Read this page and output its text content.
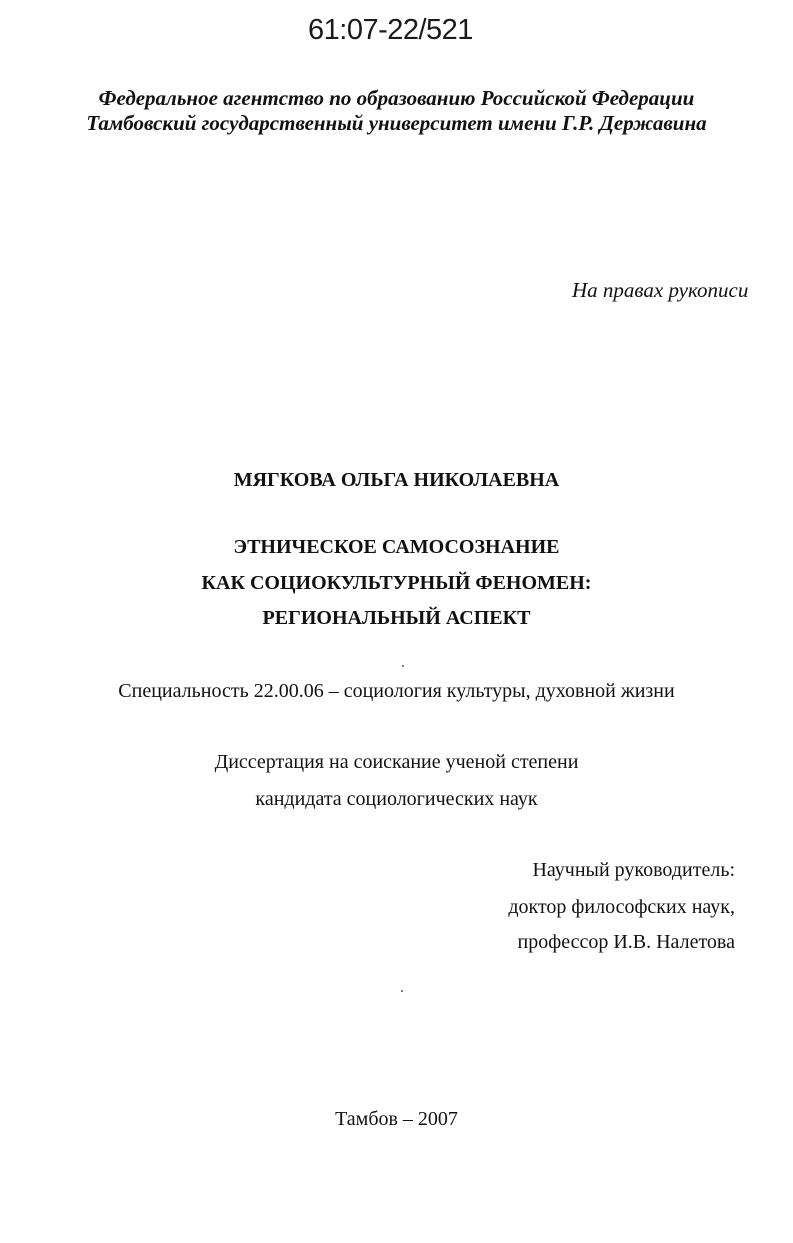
61:07-22/521
Федеральное агентство по образованию Российской Федерации
Тамбовский государственный университет имени Г.Р. Державина
На правах рукописи
МЯГКОВА ОЛЬГА НИКОЛАЕВНА
ЭТНИЧЕСКОЕ САМОСОЗНАНИЕ
КАК СОЦИОКУЛЬТУРНЫЙ ФЕНОМЕН:
РЕГИОНАЛЬНЫЙ АСПЕКТ
Специальность 22.00.06 – социология культуры, духовной жизни
Диссертация на соискание ученой степени
кандидата социологических наук
Научный руководитель:
доктор философских наук,
профессор И.В. Налетова
Тамбов – 2007
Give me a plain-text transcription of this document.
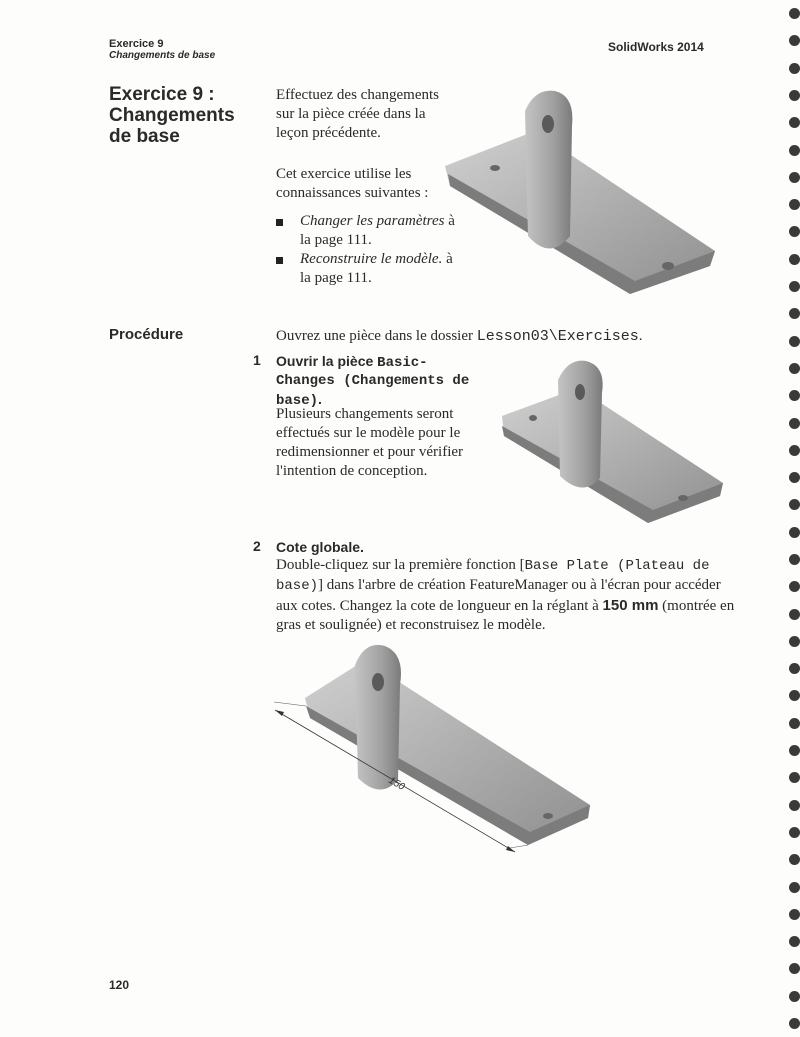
Exercice 9
Changements de base
SolidWorks 2014
Exercice 9 : Changements de base
Effectuez des changements sur la pièce créée dans la leçon précédente.
Cet exercice utilise les connaissances suivantes :
Changer les paramètres à la page 111.
Reconstruire le modèle. à la page 111.
Procédure	Ouvrez une pièce dans le dossier Lesson03\Exercises.
1 Ouvrir la pièce Basic-Changes (Changements de base).
Plusieurs changements seront effectués sur le modèle pour le redimensionner et pour vérifier l'intention de conception.
2 Cote globale.
Double-cliquez sur la première fonction [Base Plate (Plateau de base)] dans l'arbre de création FeatureManager ou à l'écran pour accéder aux cotes. Changez la cote de longueur en la réglant à 150 mm (montrée en gras et soulignée) et reconstruisez le modèle.
150
120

·····

WHAT TO DO:
Copy the records word for word, leaving no picture in the copy.

OUTPUT BELOW:
Read this page and output its text content.
61:07-22/521
Федеральное агентство по образованию Российской Федерации
Тамбовский государственный университет имени Г.Р. Державина
На правах рукописи
МЯГКОВА ОЛЬГА НИКОЛАЕВНА
ЭТНИЧЕСКОЕ САМОСОЗНАНИЕ
КАК СОЦИОКУЛЬТУРНЫЙ ФЕНОМЕН:
РЕГИОНАЛЬНЫЙ АСПЕКТ
Специальность 22.00.06 – социология культуры, духовной жизни
Диссертация на соискание ученой степени
кандидата социологических наук
Научный руководитель:
доктор философских наук,
профессор И.В. Налетова
Тамбов – 2007
Give me a plain-text transcription of this document.
Exercice 9
Changements de base
SolidWorks 2014
Exercice 9 : Changements de base
Effectuez des changements sur la pièce créée dans la leçon précédente.
Cet exercice utilise les connaissances suivantes :
Changer les paramètres à la page 111.
Reconstruire le modèle. à la page 111.
Procédure	Ouvrez une pièce dans le dossier Lesson03\Exercises.
1 Ouvrir la pièce Basic-Changes (Changements de base).
Plusieurs changements seront effectués sur le modèle pour le redimensionner et pour vérifier l'intention de conception.
2 Cote globale.
Double-cliquez sur la première fonction [Base Plate (Plateau de base)] dans l'arbre de création FeatureManager ou à l'écran pour accéder aux cotes. Changez la cote de longueur en la réglant à 150 mm (montrée en gras et soulignée) et reconstruisez le modèle.
150
120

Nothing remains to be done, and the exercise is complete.